### AVAILABLE RECORDS

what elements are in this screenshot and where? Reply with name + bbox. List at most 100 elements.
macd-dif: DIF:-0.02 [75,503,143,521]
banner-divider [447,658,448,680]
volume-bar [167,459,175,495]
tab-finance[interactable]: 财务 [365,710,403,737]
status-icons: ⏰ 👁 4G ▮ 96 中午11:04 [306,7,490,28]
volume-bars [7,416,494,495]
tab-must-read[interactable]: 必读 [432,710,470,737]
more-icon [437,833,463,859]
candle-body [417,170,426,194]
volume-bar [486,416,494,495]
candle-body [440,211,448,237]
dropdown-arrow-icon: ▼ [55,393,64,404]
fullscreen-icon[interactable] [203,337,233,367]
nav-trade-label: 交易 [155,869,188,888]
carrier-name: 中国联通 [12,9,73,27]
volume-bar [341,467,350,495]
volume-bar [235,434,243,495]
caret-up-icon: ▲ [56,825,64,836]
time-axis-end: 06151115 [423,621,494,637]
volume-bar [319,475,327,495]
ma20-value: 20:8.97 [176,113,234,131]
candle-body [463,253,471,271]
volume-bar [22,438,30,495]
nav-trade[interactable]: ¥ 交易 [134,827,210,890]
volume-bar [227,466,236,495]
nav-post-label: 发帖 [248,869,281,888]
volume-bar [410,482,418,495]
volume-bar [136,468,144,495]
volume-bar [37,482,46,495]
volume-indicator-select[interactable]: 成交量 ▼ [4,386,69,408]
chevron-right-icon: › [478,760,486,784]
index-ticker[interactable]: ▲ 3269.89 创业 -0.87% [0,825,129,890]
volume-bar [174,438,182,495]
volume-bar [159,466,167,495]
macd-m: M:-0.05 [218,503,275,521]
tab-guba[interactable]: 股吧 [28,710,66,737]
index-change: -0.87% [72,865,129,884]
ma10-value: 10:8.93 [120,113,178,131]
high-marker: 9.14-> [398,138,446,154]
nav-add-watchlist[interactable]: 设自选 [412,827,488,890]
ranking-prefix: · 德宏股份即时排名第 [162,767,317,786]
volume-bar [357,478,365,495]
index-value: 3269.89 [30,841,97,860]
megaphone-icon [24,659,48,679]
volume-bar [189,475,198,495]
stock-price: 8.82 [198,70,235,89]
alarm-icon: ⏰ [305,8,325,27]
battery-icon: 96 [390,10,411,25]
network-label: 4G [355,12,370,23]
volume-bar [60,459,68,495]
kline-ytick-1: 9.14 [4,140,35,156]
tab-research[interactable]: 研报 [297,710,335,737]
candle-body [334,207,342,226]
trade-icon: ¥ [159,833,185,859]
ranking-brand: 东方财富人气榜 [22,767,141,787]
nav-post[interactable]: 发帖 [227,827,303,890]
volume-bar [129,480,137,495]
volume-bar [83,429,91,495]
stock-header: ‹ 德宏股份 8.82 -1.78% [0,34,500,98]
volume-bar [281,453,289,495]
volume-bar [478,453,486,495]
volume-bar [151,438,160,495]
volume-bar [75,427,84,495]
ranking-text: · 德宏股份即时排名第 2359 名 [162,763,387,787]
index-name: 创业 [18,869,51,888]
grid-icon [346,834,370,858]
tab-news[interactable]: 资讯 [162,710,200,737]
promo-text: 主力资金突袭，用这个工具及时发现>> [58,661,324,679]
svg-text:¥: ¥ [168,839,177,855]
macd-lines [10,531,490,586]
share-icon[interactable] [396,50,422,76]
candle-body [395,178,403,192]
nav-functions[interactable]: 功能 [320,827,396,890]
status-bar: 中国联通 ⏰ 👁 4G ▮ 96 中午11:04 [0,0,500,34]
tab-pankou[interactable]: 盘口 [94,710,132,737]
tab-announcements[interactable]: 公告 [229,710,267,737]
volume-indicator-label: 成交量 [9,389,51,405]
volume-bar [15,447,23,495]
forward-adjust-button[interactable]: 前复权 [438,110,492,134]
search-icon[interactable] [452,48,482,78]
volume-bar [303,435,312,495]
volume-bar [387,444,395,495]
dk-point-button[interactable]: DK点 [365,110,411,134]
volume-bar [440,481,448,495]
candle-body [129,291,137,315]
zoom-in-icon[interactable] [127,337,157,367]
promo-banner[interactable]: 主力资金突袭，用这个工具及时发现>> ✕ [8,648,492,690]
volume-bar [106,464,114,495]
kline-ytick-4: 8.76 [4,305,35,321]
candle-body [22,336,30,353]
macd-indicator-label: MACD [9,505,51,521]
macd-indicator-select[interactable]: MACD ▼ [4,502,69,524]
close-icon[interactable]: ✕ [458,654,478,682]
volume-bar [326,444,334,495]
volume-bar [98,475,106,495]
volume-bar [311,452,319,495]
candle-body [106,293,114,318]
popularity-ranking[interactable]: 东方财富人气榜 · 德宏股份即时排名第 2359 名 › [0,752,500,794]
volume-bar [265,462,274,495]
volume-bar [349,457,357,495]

######
### AVAILABLE RECORDS

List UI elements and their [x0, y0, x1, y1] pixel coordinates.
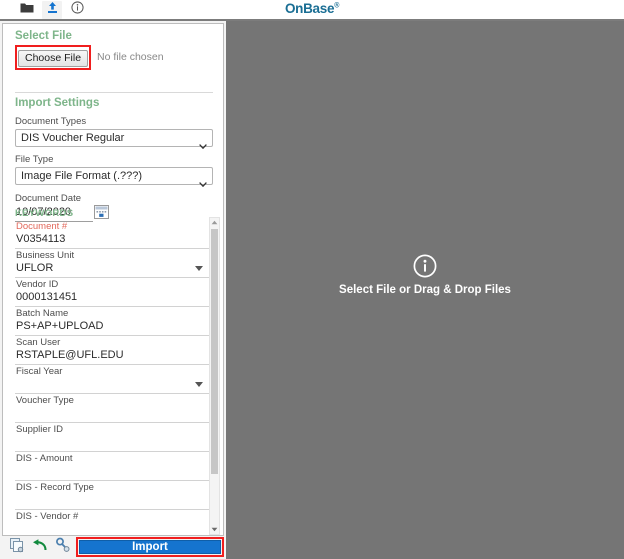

######
### AVAILABLE RECORDS

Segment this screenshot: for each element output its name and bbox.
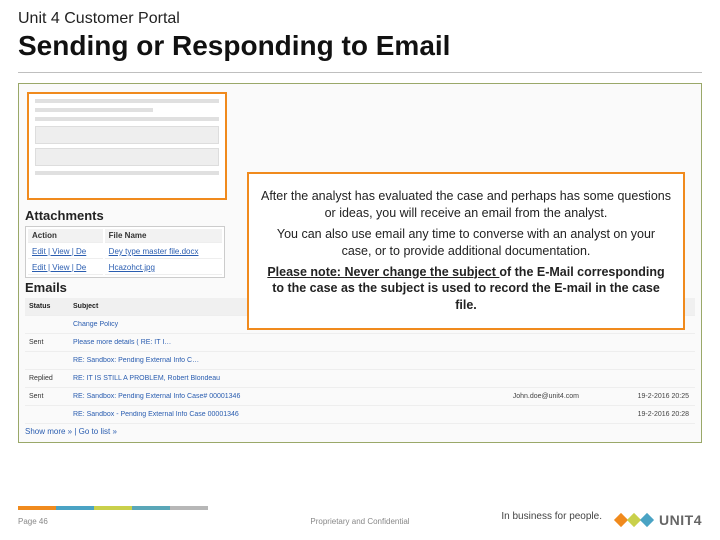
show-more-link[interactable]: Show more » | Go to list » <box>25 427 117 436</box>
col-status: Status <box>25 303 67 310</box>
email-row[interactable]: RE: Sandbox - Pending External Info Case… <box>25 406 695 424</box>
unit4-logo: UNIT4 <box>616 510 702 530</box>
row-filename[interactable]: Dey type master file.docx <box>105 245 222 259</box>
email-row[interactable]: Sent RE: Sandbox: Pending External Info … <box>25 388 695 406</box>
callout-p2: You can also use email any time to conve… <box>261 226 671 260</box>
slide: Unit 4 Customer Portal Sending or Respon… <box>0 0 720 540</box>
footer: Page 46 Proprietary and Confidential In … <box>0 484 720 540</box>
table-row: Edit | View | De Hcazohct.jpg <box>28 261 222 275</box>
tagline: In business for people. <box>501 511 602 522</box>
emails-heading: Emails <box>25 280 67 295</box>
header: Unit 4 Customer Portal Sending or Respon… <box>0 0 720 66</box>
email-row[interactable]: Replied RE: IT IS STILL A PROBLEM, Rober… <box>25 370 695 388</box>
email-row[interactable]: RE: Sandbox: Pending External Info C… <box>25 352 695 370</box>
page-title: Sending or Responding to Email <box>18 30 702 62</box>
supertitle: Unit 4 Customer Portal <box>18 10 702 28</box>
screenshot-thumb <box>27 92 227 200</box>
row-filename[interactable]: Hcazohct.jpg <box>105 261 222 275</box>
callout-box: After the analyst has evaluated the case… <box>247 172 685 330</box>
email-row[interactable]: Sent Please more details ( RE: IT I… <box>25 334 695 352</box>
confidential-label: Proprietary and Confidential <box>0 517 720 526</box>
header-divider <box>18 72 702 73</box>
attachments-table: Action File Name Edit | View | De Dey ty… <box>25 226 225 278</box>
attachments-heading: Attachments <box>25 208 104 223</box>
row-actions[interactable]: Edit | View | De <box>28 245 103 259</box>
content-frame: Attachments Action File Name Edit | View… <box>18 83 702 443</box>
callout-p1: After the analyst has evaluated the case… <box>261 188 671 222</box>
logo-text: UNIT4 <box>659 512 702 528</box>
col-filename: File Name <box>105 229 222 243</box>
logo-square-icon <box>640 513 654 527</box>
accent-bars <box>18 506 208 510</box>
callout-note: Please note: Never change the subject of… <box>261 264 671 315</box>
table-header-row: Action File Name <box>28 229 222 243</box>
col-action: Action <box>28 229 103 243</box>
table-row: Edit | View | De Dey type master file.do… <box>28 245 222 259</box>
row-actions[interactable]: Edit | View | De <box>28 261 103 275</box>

######

INSTRUCTIONS FOR THE TASK → Copy out the listing lines between the line holding "Segment this screenshot: for" and the line holding "slide: Unit 4", inclusive, keeping each line unchanged. Leave the pictures out.

TASK ANSWER →
Segment this screenshot: for each element output its name and bbox.
show-more-link[interactable]: Show more » | Go to list » <box>25 427 117 436</box>
col-status: Status <box>25 303 67 310</box>
email-row[interactable]: RE: Sandbox - Pending External Info Case… <box>25 406 695 424</box>
unit4-logo: UNIT4 <box>616 510 702 530</box>
row-filename[interactable]: Dey type master file.docx <box>105 245 222 259</box>
email-row[interactable]: Sent RE: Sandbox: Pending External Info … <box>25 388 695 406</box>
callout-p2: You can also use email any time to conve… <box>261 226 671 260</box>
slide: Unit 4 Customer Portal Sending or Respon… <box>0 0 720 540</box>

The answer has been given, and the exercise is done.